____ EXCERPT
Gridiron Handles

Fullback Felts, tackle Upton, halfback Zimmerman, guard Scafide and tight end Haynes played in the 1932 Rose Bowl on New Year’s Day in Pasadena, California.

collage of Tulane football players from 1932 Rose Bowl
Fullback Felts, tackle Upton, halfback Zimmerman, guard Scafide and tight end Haynes played in the 1932 Rose Bowl on New Year’s Day in Pasadena, California.

With the familiar thump of helmets hitting helmets and shoulder pads, we know that Tulane football season is already underway and spectators are back in the stands not only at Yulman Stadium but all around the country.

A big “Hullabaloo” and “Boola Boola” autumn salute for that. “Boola Boola?” Well, it’s an ancient Yale University song more than 120 years old, typical of cheers from bygone gridiron eras when the sport of football was glorified by colorful sportswriters who were true wordsmiths with vivid imaginations. Fun-loving, work hard/play hard typewriter jockeys, their stories frequently embellished what had happened in the game.

But one thing they did with great flair was to bestow nicknames on seemingly as many players as possible. Naturally, the stars of the day were in that number.

Hopscotching around in no particular order, good examples of their craftiness were running back Red Grange, the “Galloping Ghost” of the University of Illinois and Chicago Bears fame; quarterback “Slingin’” Sammy Baugh of TCU and Washington lore; “Hopalong” Cassady — not the movie cowboy who rode his horse “Topper” — but the fabled running back of Ohio State and the Detroit Lions. Sportswriters could not resist the obvious when Howard Cassady came along. And last was running back “Crazylegs” Hirsch, who carried the ball for Michigan, Wisconsin and the Los Angeles Rams.
________
_WHAT YOU ARE ASKED TO DO_. Set down the entire article on football nicknames above, word for word.
____ DATA RECORDS
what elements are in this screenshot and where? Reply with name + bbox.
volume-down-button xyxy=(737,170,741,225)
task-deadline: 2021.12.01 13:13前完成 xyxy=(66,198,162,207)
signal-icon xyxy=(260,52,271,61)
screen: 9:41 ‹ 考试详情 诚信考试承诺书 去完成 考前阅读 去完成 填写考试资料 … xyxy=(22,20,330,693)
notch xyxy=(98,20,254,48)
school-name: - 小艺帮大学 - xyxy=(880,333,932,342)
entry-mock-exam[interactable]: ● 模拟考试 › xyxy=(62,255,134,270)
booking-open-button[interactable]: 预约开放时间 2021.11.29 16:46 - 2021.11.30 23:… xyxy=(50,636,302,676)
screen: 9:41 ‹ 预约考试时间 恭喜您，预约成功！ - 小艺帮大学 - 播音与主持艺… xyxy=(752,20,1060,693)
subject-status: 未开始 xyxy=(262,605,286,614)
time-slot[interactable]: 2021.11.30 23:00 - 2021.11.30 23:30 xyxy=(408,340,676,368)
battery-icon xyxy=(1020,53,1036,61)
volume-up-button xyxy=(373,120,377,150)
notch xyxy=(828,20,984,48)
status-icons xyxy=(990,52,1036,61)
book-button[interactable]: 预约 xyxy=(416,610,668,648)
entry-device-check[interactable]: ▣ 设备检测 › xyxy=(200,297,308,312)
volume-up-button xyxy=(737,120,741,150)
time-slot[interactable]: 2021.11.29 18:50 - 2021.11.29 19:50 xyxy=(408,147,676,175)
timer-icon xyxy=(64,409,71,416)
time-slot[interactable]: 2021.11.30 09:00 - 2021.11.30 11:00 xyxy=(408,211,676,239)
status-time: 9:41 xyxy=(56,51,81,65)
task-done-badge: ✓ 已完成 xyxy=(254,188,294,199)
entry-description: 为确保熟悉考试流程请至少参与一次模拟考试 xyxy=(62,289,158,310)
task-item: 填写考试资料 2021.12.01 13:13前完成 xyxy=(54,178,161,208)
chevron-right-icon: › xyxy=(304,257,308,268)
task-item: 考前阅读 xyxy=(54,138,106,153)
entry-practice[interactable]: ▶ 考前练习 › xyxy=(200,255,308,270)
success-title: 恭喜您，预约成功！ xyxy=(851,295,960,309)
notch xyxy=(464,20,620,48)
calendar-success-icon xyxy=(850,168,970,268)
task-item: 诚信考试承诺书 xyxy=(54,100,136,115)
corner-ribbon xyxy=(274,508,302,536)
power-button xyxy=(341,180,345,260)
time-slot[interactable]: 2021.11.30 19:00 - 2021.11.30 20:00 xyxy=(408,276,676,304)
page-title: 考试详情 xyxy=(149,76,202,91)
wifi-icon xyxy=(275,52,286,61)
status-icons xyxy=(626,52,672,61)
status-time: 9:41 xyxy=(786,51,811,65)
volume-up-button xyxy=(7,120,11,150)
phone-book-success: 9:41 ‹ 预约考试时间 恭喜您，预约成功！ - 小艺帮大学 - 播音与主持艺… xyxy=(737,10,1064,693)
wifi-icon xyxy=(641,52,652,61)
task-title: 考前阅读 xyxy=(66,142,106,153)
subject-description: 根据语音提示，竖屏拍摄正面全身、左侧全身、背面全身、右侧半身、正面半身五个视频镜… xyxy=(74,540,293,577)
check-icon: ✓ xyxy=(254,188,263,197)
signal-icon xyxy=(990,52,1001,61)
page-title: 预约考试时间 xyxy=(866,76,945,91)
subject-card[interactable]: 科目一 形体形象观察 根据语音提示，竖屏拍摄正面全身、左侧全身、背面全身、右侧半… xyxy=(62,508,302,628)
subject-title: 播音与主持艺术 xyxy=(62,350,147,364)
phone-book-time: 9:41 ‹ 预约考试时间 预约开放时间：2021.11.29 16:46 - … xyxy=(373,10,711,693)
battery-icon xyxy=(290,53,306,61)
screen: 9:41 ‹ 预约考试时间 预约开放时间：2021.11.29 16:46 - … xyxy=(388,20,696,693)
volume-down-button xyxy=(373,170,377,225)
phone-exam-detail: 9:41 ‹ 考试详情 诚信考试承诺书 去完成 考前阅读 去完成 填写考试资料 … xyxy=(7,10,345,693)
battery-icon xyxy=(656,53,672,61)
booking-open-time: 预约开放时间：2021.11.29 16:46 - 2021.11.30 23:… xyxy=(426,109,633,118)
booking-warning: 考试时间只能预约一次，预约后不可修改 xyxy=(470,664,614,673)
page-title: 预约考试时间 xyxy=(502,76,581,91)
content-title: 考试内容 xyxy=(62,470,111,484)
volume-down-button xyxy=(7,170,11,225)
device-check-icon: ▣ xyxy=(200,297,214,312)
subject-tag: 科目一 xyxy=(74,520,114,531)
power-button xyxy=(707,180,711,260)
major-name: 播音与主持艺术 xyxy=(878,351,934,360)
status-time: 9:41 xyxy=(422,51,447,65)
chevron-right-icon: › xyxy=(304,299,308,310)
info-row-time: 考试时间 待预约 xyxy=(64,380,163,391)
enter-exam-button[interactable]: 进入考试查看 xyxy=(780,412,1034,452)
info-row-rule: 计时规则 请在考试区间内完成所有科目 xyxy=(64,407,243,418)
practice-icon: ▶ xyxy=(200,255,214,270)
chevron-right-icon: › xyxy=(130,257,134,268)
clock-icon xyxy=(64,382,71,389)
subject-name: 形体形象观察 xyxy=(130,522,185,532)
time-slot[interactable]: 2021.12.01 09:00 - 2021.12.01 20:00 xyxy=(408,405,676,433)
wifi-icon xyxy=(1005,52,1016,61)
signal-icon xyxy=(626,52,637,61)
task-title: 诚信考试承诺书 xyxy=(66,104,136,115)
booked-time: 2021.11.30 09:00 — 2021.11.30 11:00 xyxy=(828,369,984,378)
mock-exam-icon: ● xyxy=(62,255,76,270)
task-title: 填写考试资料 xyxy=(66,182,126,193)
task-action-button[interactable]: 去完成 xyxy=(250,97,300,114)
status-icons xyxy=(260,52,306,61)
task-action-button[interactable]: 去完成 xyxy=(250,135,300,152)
________
_WORKED SOLUTION_.
Gridiron Handles

Fullback Felts, tackle Upton, halfback Zimmerman, guard Scafide and tight end Haynes played in the 1932 Rose Bowl on New Year’s Day in Pasadena, California.

collage of Tulane football players from 1932 Rose Bowl
Fullback Felts, tackle Upton, halfback Zimmerman, guard Scafide and tight end Haynes played in the 1932 Rose Bowl on New Year’s Day in Pasadena, California.

With the familiar thump of helmets hitting helmets and shoulder pads, we know that Tulane football season is already underway and spectators are back in the stands not only at Yulman Stadium but all around the country.

A big “Hullabaloo” and “Boola Boola” autumn salute for that. “Boola Boola?” Well, it’s an ancient Yale University song more than 120 years old, typical of cheers from bygone gridiron eras when the sport of football was glorified by colorful sportswriters who were true wordsmiths with vivid imaginations. Fun-loving, work hard/play hard typewriter jockeys, their stories frequently embellished what had happened in the game.

But one thing they did with great flair was to bestow nicknames on seemingly as many players as possible. Naturally, the stars of the day were in that number.

Hopscotching around in no particular order, good examples of their craftiness were running back Red Grange, the “Galloping Ghost” of the University of Illinois and Chicago Bears fame; quarterback “Slingin’” Sammy Baugh of TCU and Washington lore; “Hopalong” Cassady — not the movie cowboy who rode his horse “Topper” — but the fabled running back of Ohio State and the Detroit Lions. Sportswriters could not resist the obvious when Howard Cassady came along. And last was running back “Crazylegs” Hirsch, who carried the ball for Michigan, Wisconsin and the Los Angeles Rams.